AIM OF THE EXERCISE = Express every line of the records below as a JSON list of strings, one string per line, with blank lines omitted. Leave the pictures out of the answer.
>> START MATERIAL TO PROCESS
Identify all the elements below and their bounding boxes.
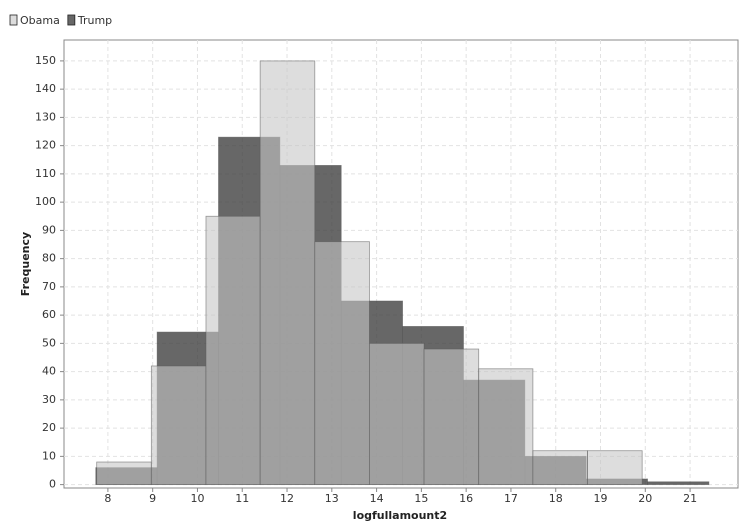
x-tick-label: 19 (594, 492, 608, 505)
x-axis-title: logfullamount2 (353, 509, 447, 522)
bar (205, 215, 261, 486)
bar (259, 60, 316, 486)
legend-swatch (67, 14, 76, 26)
x-tick-label: 9 (149, 492, 156, 505)
x-tick-label: 15 (414, 492, 428, 505)
legend-label: Obama (20, 14, 60, 27)
bar (647, 481, 710, 486)
y-tick-label: 30 (42, 393, 56, 406)
y-tick-label: 40 (42, 365, 56, 378)
x-tick-label: 12 (280, 492, 294, 505)
y-tick-label: 0 (49, 478, 56, 491)
bar (478, 368, 534, 486)
bar (150, 365, 207, 486)
bar (587, 450, 643, 486)
bar (532, 450, 588, 486)
legend-label: Trump (77, 14, 112, 27)
y-tick-label: 60 (42, 308, 56, 321)
y-tick-label: 100 (35, 195, 56, 208)
y-tick-label: 70 (42, 280, 56, 293)
y-tick-label: 140 (35, 82, 56, 95)
x-tick-label: 16 (459, 492, 473, 505)
bar (314, 241, 370, 486)
legend-swatch (9, 14, 18, 26)
bar (369, 342, 425, 486)
y-tick-label: 150 (35, 54, 56, 67)
x-tick-label: 17 (504, 492, 518, 505)
x-tick-label: 13 (325, 492, 339, 505)
bar (423, 348, 480, 486)
bar (96, 461, 152, 486)
x-tick-label: 10 (190, 492, 204, 505)
x-tick-label: 20 (638, 492, 652, 505)
x-tick-label: 11 (235, 492, 249, 505)
y-tick-label: 110 (35, 167, 56, 180)
x-tick-label: 14 (370, 492, 384, 505)
y-tick-label: 80 (42, 252, 56, 265)
y-tick-label: 10 (42, 449, 56, 462)
x-tick-label: 8 (104, 492, 111, 505)
x-tick-label: 18 (549, 492, 563, 505)
y-tick-label: 50 (42, 336, 56, 349)
x-tick-label: 21 (683, 492, 697, 505)
y-tick-label: 130 (35, 110, 56, 123)
y-tick-label: 120 (35, 139, 56, 152)
y-tick-label: 90 (42, 223, 56, 236)
y-axis-title: Frequency (19, 232, 32, 296)
y-tick-label: 20 (42, 421, 56, 434)
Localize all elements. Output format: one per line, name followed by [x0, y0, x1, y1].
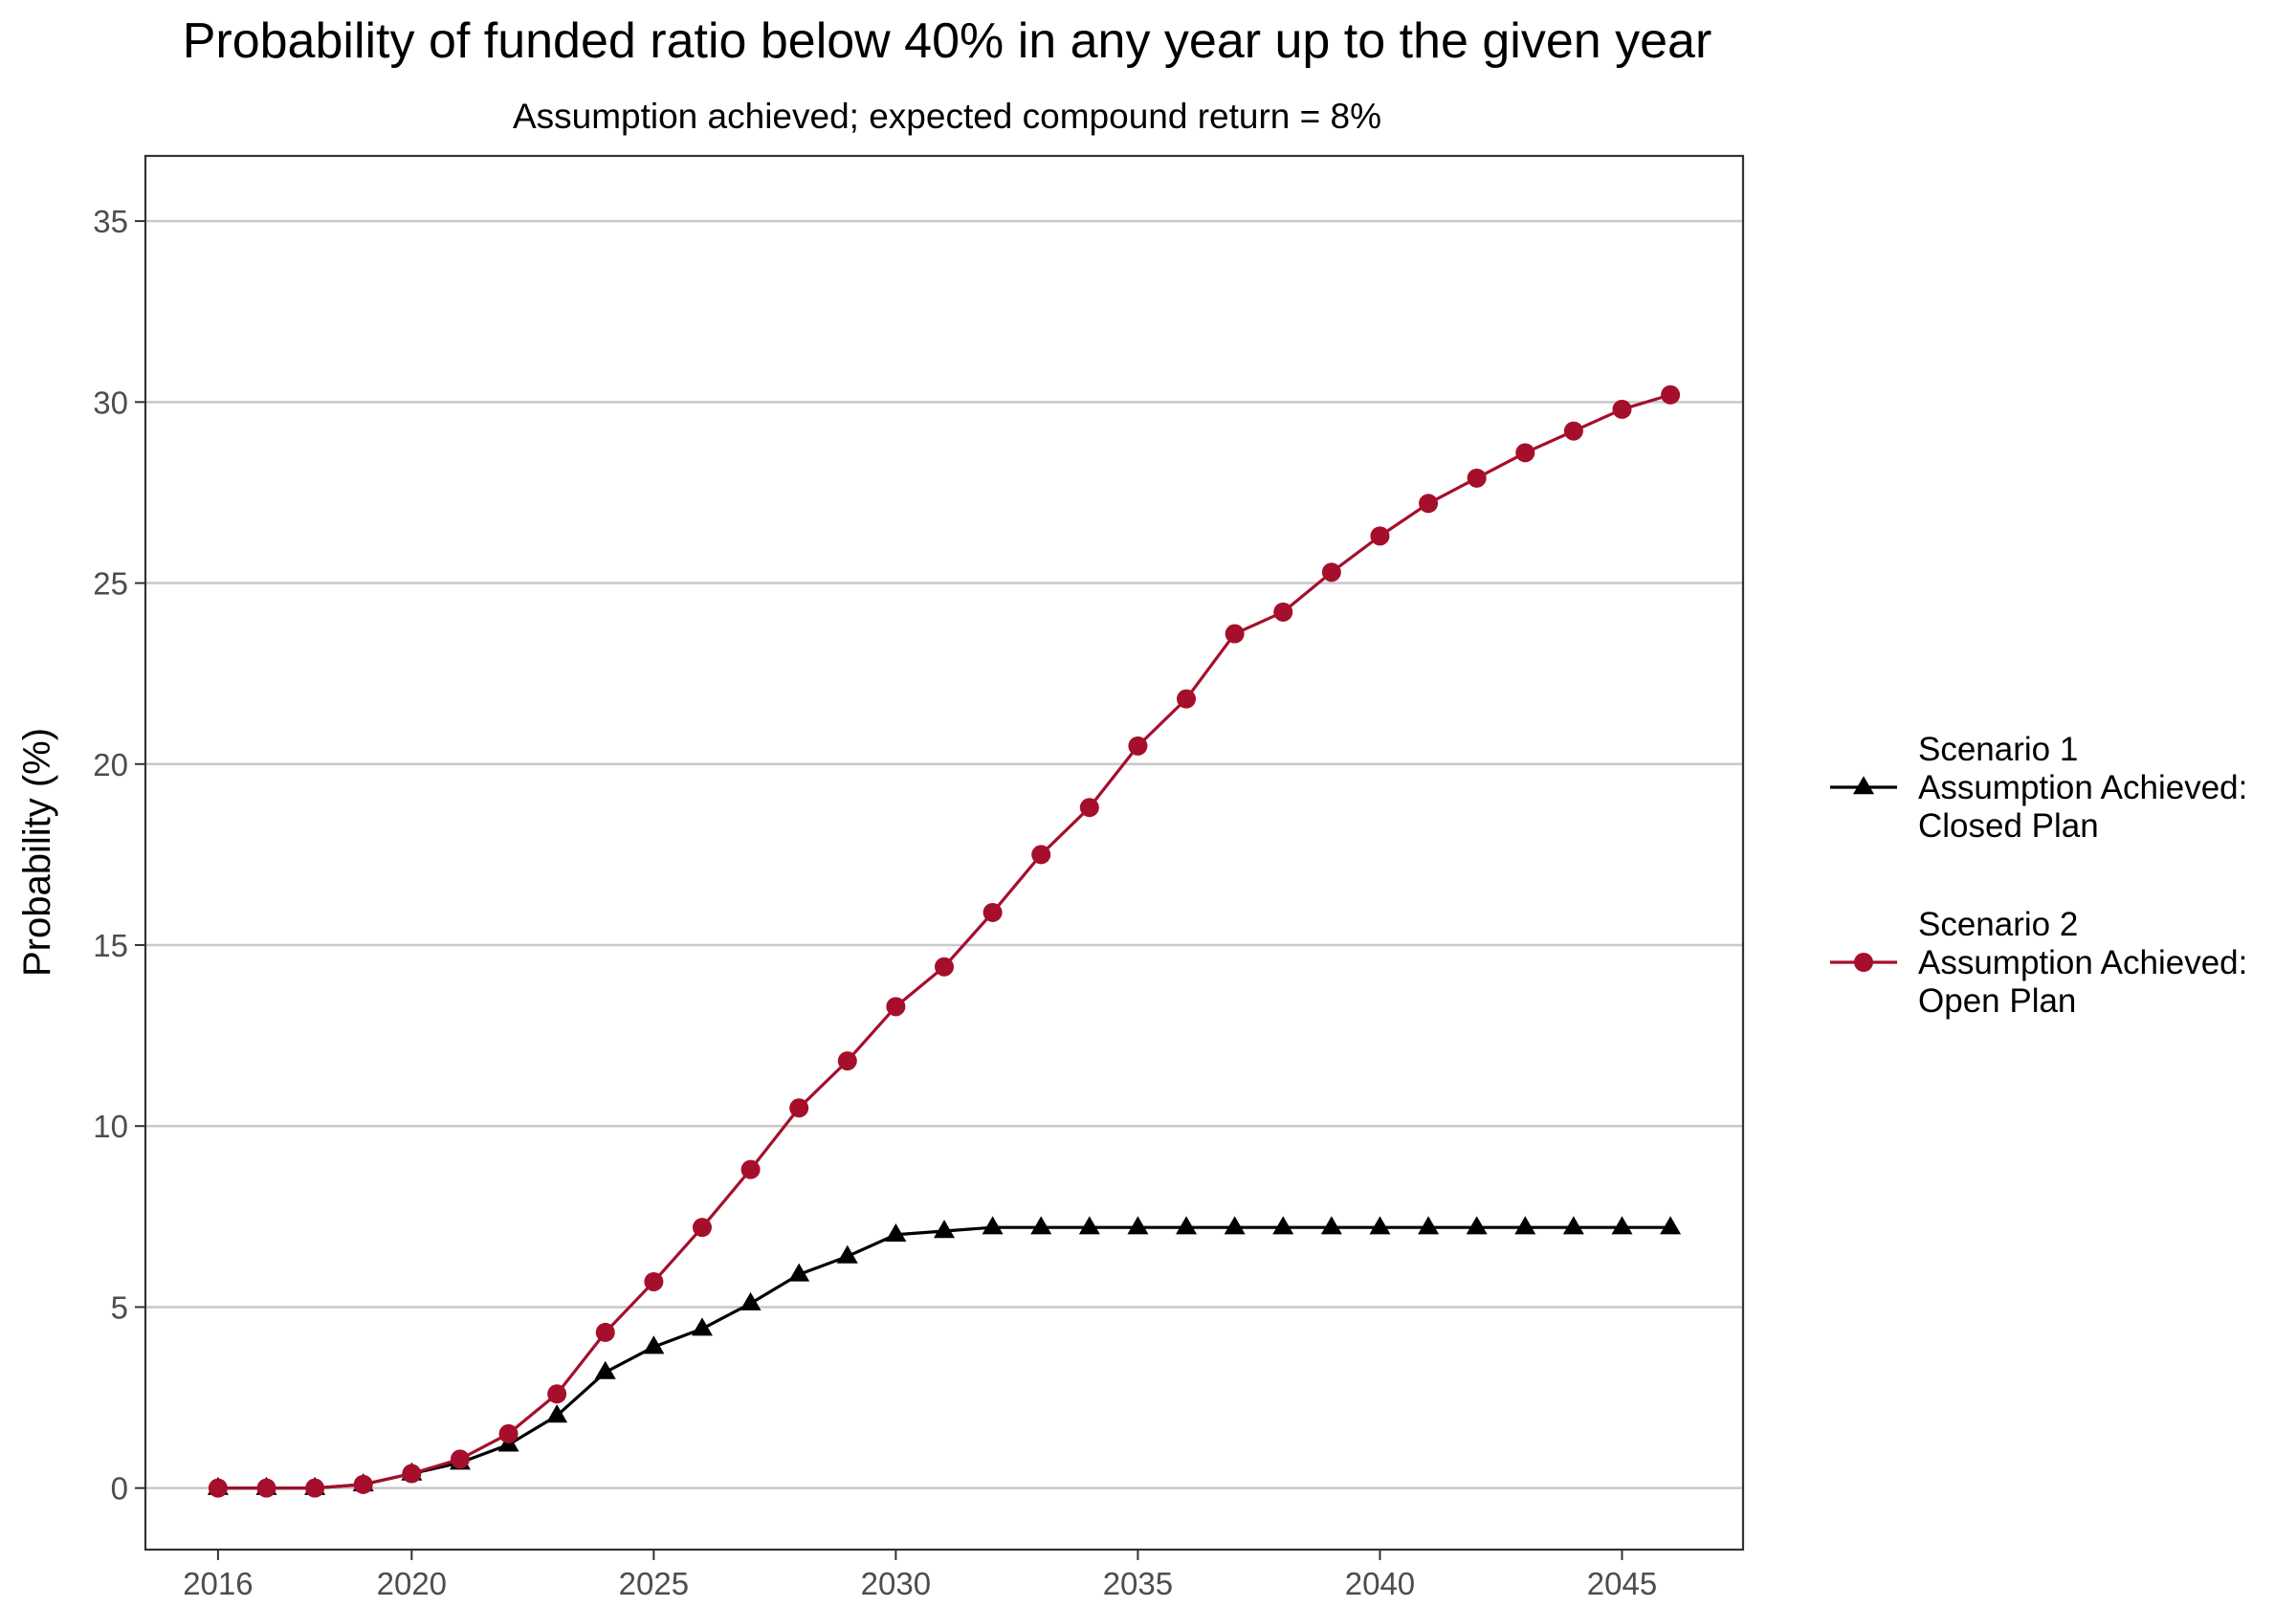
- data-point: [1514, 1216, 1536, 1235]
- y-tick-label: 20: [93, 747, 128, 782]
- x-tick-label: 2025: [619, 1566, 689, 1601]
- data-point: [1418, 1216, 1440, 1235]
- data-point: [1661, 385, 1681, 405]
- data-point: [643, 1335, 665, 1354]
- x-tick-label: 2040: [1345, 1566, 1415, 1601]
- legend-label-line: Scenario 1: [1918, 731, 2078, 768]
- legend-label-line: Closed Plan: [1918, 807, 2099, 845]
- series-layer: [207, 385, 1682, 1498]
- data-point: [789, 1098, 809, 1118]
- data-point: [546, 1404, 568, 1423]
- data-point: [1031, 845, 1051, 865]
- data-point: [1127, 1216, 1149, 1235]
- data-point: [1660, 1216, 1682, 1235]
- data-point: [1079, 798, 1099, 818]
- data-point: [692, 1218, 712, 1238]
- data-point: [691, 1317, 713, 1336]
- y-tick-label: 5: [111, 1289, 128, 1325]
- legend-label-line: Open Plan: [1918, 982, 2076, 1020]
- plot-panel-border: [144, 154, 1745, 1552]
- data-point: [1563, 421, 1583, 441]
- data-point: [1562, 1216, 1584, 1235]
- x-tick-label: 2030: [861, 1566, 931, 1601]
- x-tick-label: 2020: [377, 1566, 447, 1601]
- data-point: [740, 1159, 761, 1179]
- data-point: [1272, 1216, 1294, 1235]
- data-point: [256, 1478, 276, 1498]
- y-tick-label: 25: [93, 566, 128, 602]
- legend-label-line: Scenario 2: [1918, 906, 2078, 943]
- legend-label-line: Assumption Achieved:: [1918, 944, 2247, 981]
- legend-label-line: Assumption Achieved:: [1918, 769, 2247, 806]
- series-line: [217, 1225, 1671, 1490]
- x-tick-label: 2045: [1587, 1566, 1657, 1601]
- x-tick-label: 2016: [183, 1566, 253, 1601]
- data-point: [1515, 443, 1535, 463]
- data-point: [1224, 1216, 1246, 1235]
- series-line: [217, 393, 1671, 1490]
- legend-key-marker: [1853, 776, 1874, 795]
- data-point: [1176, 1216, 1198, 1235]
- x-tick-label: 2035: [1103, 1566, 1173, 1601]
- data-point: [1369, 1216, 1391, 1235]
- data-point: [644, 1271, 664, 1291]
- data-point: [886, 997, 906, 1017]
- data-point: [982, 1216, 1004, 1235]
- data-point: [208, 1478, 228, 1498]
- y-tick-label: 15: [93, 928, 128, 963]
- data-point: [740, 1291, 762, 1310]
- data-point: [1370, 526, 1390, 546]
- data-point: [402, 1464, 422, 1484]
- series-1: [207, 1216, 1682, 1495]
- data-point: [836, 1244, 858, 1264]
- data-point: [1419, 494, 1439, 514]
- data-point: [934, 1220, 955, 1239]
- y-tick-label: 35: [93, 204, 128, 239]
- data-point: [1612, 399, 1632, 419]
- data-point: [1467, 468, 1487, 488]
- data-point: [547, 1384, 567, 1404]
- data-point: [1030, 1216, 1052, 1235]
- data-point: [1466, 1216, 1488, 1235]
- data-point: [885, 1222, 907, 1242]
- data-point: [595, 1322, 615, 1342]
- data-point: [935, 957, 954, 977]
- data-point: [1320, 1216, 1342, 1235]
- data-point: [1078, 1216, 1100, 1235]
- data-point: [498, 1423, 519, 1443]
- data-point: [594, 1360, 616, 1379]
- chart-subtitle: Assumption achieved; expected compound r…: [513, 97, 1381, 136]
- data-point: [450, 1449, 470, 1469]
- y-axis-title: Probability (%): [16, 728, 58, 977]
- data-point: [305, 1478, 325, 1498]
- y-tick-label: 10: [93, 1109, 128, 1144]
- legend-key-marker: [1854, 953, 1873, 972]
- data-point: [1611, 1216, 1633, 1235]
- gridlines: [145, 219, 1743, 1489]
- data-point: [1225, 624, 1245, 644]
- y-tick-label: 30: [93, 385, 128, 420]
- data-point: [1177, 689, 1197, 709]
- data-point: [982, 902, 1003, 922]
- data-point: [1128, 736, 1148, 756]
- chart-title: Probability of funded ratio below 40% in…: [183, 13, 1712, 69]
- data-point: [1321, 562, 1341, 583]
- data-point: [788, 1263, 810, 1282]
- series-2: [208, 385, 1681, 1498]
- data-point: [353, 1474, 373, 1494]
- data-point: [837, 1051, 857, 1071]
- data-point: [1273, 602, 1293, 622]
- y-tick-label: 0: [111, 1471, 128, 1507]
>> END MATERIAL TO PROCESS
SOLUTION FOR THIS EXERCISE =
[
  "Identify all the elements below and their bounding boxes.",
  "x-tick-label: 19 (594, 492, 608, 505)",
  "x-axis-title: logfullamount2 (353, 509, 447, 522)",
  "bar (205, 215, 261, 486)",
  "bar (259, 60, 316, 486)",
  "legend-swatch (67, 14, 76, 26)",
  "x-tick-label: 9 (149, 492, 156, 505)",
  "x-tick-label: 15 (414, 492, 428, 505)",
  "legend-label: Obama (20, 14, 60, 27)",
  "bar (647, 481, 710, 486)",
  "y-tick-label: 30 (42, 393, 56, 406)",
  "y-tick-label: 40 (42, 365, 56, 378)",
  "x-tick-label: 12 (280, 492, 294, 505)",
  "y-tick-label: 0 (49, 478, 56, 491)",
  "bar (478, 368, 534, 486)",
  "bar (150, 365, 207, 486)",
  "bar (587, 450, 643, 486)",
  "bar (532, 450, 588, 486)",
  "legend-label: Trump (77, 14, 112, 27)",
  "y-tick-label: 60 (42, 308, 56, 321)",
  "y-tick-label: 100 (35, 195, 56, 208)",
  "y-tick-label: 70 (42, 280, 56, 293)",
  "y-tick-label: 140 (35, 82, 56, 95)",
  "x-tick-label: 16 (459, 492, 473, 505)",
  "bar (314, 241, 370, 486)",
  "legend-swatch (9, 14, 18, 26)",
  "bar (369, 342, 425, 486)",
  "y-tick-label: 150 (35, 54, 56, 67)",
  "x-tick-label: 17 (504, 492, 518, 505)",
  "x-tick-label: 13 (325, 492, 339, 505)",
  "bar (423, 348, 480, 486)",
  "bar (96, 461, 152, 486)",
  "x-tick-label: 10 (190, 492, 204, 505)",
  "x-tick-label: 20 (638, 492, 652, 505)",
  "x-tick-label: 11 (235, 492, 249, 505)",
  "y-tick-label: 110 (35, 167, 56, 180)",
  "x-tick-label: 14 (370, 492, 384, 505)",
  "y-tick-label: 80 (42, 252, 56, 265)",
  "y-tick-label: 10 (42, 449, 56, 462)",
  "x-tick-label: 8 (104, 492, 111, 505)",
  "x-tick-label: 18 (549, 492, 563, 505)",
  "y-tick-label: 50 (42, 336, 56, 349)",
  "x-tick-label: 21 (683, 492, 697, 505)",
  "y-tick-label: 130 (35, 110, 56, 123)",
  "y-tick-label: 120 (35, 139, 56, 152)",
  "y-tick-label: 90 (42, 223, 56, 236)",
  "y-axis-title: Frequency (19, 232, 32, 296)",
  "y-tick-label: 20 (42, 421, 56, 434)",
  "Localize all elements. Output format: one per line, name followed by [x0, y0, x1, y1].",
  "- data-point: [1514, 1216, 1536, 1235]",
  "- y-tick-label: 20: [93, 747, 128, 782]",
  "- x-tick-label: 2025: [619, 1566, 689, 1601]",
  "- data-point: [1418, 1216, 1440, 1235]",
  "- data-point: [1661, 385, 1681, 405]",
  "- data-point: [643, 1335, 665, 1354]",
  "- x-tick-label: 2040: [1345, 1566, 1415, 1601]",
  "- legend-label-line: Scenario 1: [1918, 731, 2078, 768]",
  "- legend-label-line: Closed Plan: [1918, 807, 2099, 845]",
  "- series-layer: [207, 385, 1682, 1498]",
  "- data-point: [789, 1098, 809, 1118]",
  "- data-point: [546, 1404, 568, 1423]",
  "- data-point: [1031, 845, 1051, 865]",
  "- data-point: [1127, 1216, 1149, 1235]",
  "- data-point: [1660, 1216, 1682, 1235]",
  "- data-point: [1079, 798, 1099, 818]",
  "- data-point: [692, 1218, 712, 1238]",
  "- data-point: [691, 1317, 713, 1336]",
  "- y-tick-label: 5: [111, 1289, 128, 1325]",
  "- legend-label-line: Open Plan: [1918, 982, 2076, 1020]",
  "- plot-panel-border: [144, 154, 1745, 1552]",
  "- data-point: [1563, 421, 1583, 441]",
  "- data-point: [1562, 1216, 1584, 1235]",
  "- x-tick-label: 2030: [861, 1566, 931, 1601]",
  "- x-tick-label: 2020: [377, 1566, 447, 1601]",
  "- data-point: [740, 1159, 761, 1179]",
  "- data-point: [1272, 1216, 1294, 1235]",
  "- data-point: [256, 1478, 276, 1498]",
  "- y-tick-label: 25: [93, 566, 128, 602]",
  "- legend-label-line: Scenario 2: [1918, 906, 2078, 943]",
  "- legend-label-line: Assumption Achieved:: [1918, 944, 2247, 981]",
  "- legend-label-line: Assumption Achieved:: [1918, 769, 2247, 806]",
  "- series-line: [217, 1225, 1671, 1490]",
  "- x-tick-label: 2045: [1587, 1566, 1657, 1601]",
  "- x-tick-label: 2016: [183, 1566, 253, 1601]",
  "- data-point: [1515, 443, 1535, 463]",
  "- data-point: [1224, 1216, 1246, 1235]",
  "- series-line: [217, 393, 1671, 1490]",
  "- legend-key-marker: [1853, 776, 1874, 795]",
  "- data-point: [1176, 1216, 1198, 1235]",
  "- x-tick-label: 2035: [1103, 1566, 1173, 1601]",
  "- data-point: [1369, 1216, 1391, 1235]",
  "- data-point: [644, 1271, 664, 1291]",
  "- data-point: [886, 997, 906, 1017]",
  "- data-point: [982, 1216, 1004, 1235]",
  "- data-point: [208, 1478, 228, 1498]",
  "- y-tick-label: 15: [93, 928, 128, 963]",
  "- data-point: [740, 1291, 762, 1310]",
  "- data-point: [1370, 526, 1390, 546]",
  "- data-point: [402, 1464, 422, 1484]",
  "- series-1: [207, 1216, 1682, 1495]",
  "- data-point: [836, 1244, 858, 1264]",
  "- data-point: [1419, 494, 1439, 514]",
  "- data-point: [934, 1220, 955, 1239]",
  "- y-tick-label: 35: [93, 204, 128, 239]",
  "- data-point: [1612, 399, 1632, 419]",
  "- data-point: [1467, 468, 1487, 488]",
  "- data-point: [547, 1384, 567, 1404]",
  "- data-point: [1030, 1216, 1052, 1235]",
  "- data-point: [1466, 1216, 1488, 1235]",
  "- data-point: [885, 1222, 907, 1242]",
  "- data-point: [595, 1322, 615, 1342]",
  "- data-point: [935, 957, 954, 977]",
  "- data-point: [1320, 1216, 1342, 1235]",
  "- data-point: [1078, 1216, 1100, 1235]",
  "- data-point: [498, 1423, 519, 1443]",
  "- data-point: [594, 1360, 616, 1379]",
  "- chart-subtitle: Assumption achieved; expected compound r…: [513, 97, 1381, 136]",
  "- data-point: [450, 1449, 470, 1469]",
  "- y-axis-title: Probability (%): [16, 728, 58, 977]",
  "- data-point: [305, 1478, 325, 1498]",
  "- y-tick-label: 10: [93, 1109, 128, 1144]",
  "- legend-key-marker: [1854, 953, 1873, 972]",
  "- data-point: [1611, 1216, 1633, 1235]",
  "- gridlines: [145, 219, 1743, 1489]",
  "- data-point: [1225, 624, 1245, 644]",
  "- y-tick-label: 30: [93, 385, 128, 420]",
  "- data-point: [1177, 689, 1197, 709]",
  "- data-point: [982, 902, 1003, 922]",
  "- data-point: [1128, 736, 1148, 756]",
  "- chart-title: Probability of funded ratio below 40% in…: [183, 13, 1712, 69]",
  "- data-point: [1321, 562, 1341, 583]",
  "- data-point: [788, 1263, 810, 1282]",
  "- series-2: [208, 385, 1681, 1498]",
  "- data-point: [353, 1474, 373, 1494]",
  "- data-point: [837, 1051, 857, 1071]",
  "- data-point: [1273, 602, 1293, 622]",
  "- y-tick-label: 0: [111, 1471, 128, 1507]"
]